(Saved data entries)
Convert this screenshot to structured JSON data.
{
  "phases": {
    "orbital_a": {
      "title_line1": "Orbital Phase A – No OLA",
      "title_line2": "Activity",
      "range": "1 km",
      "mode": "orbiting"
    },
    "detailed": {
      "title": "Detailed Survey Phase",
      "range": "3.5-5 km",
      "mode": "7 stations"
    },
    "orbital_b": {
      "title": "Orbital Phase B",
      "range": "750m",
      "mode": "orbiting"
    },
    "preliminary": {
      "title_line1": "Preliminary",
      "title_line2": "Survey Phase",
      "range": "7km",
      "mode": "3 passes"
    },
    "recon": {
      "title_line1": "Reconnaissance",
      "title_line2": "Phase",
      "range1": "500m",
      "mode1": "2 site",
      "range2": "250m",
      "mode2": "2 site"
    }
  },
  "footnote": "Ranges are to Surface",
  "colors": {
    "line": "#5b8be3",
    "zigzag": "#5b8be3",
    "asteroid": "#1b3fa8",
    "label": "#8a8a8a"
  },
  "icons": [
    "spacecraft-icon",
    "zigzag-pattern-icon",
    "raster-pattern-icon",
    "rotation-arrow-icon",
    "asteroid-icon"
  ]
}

* TASK TO COMPLETE
Copy out all of the data exactly, leaving nothing out.

* WORKED ANSWER
Convert this screenshot to structured JSON data.
{
  "phases": {
    "orbital_a": {
      "title_line1": "Orbital Phase A – No OLA",
      "title_line2": "Activity",
      "range": "1 km",
      "mode": "orbiting"
    },
    "detailed": {
      "title": "Detailed Survey Phase",
      "range": "3.5-5 km",
      "mode": "7 stations"
    },
    "orbital_b": {
      "title": "Orbital Phase B",
      "range": "750m",
      "mode": "orbiting"
    },
    "preliminary": {
      "title_line1": "Preliminary",
      "title_line2": "Survey Phase",
      "range": "7km",
      "mode": "3 passes"
    },
    "recon": {
      "title_line1": "Reconnaissance",
      "title_line2": "Phase",
      "range1": "500m",
      "mode1": "2 site",
      "range2": "250m",
      "mode2": "2 site"
    }
  },
  "footnote": "Ranges are to Surface",
  "colors": {
    "line": "#5b8be3",
    "zigzag": "#5b8be3",
    "asteroid": "#1b3fa8",
    "label": "#8a8a8a"
  },
  "icons": [
    "spacecraft-icon",
    "zigzag-pattern-icon",
    "raster-pattern-icon",
    "rotation-arrow-icon",
    "asteroid-icon"
  ]
}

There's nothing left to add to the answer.